• **What is required**
From the entries that follow, pick out all lines holding "Crypto".

****

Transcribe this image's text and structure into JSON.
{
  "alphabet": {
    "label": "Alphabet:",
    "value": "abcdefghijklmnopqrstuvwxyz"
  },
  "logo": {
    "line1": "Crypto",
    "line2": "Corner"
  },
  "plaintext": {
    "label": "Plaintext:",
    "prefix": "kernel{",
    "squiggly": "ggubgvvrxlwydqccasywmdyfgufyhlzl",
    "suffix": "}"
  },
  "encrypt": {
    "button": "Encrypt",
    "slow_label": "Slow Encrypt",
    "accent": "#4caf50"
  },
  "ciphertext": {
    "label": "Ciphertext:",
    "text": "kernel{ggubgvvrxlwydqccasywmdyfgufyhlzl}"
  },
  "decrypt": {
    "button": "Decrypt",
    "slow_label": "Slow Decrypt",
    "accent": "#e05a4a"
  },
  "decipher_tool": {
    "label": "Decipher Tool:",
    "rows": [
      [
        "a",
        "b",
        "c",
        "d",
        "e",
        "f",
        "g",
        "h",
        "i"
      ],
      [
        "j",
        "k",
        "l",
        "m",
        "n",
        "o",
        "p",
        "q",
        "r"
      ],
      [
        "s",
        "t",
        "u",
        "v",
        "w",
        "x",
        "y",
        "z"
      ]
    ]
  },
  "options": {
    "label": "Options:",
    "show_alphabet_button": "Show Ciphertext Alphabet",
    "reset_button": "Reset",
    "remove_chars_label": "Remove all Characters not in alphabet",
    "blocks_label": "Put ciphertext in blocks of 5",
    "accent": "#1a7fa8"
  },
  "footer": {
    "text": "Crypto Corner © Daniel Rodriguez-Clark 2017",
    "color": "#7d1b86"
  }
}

****

• **Response for this exercise**
    "line1": "Crypto",
    "text": "Crypto Corner © Daniel Rodriguez-Clark 2017",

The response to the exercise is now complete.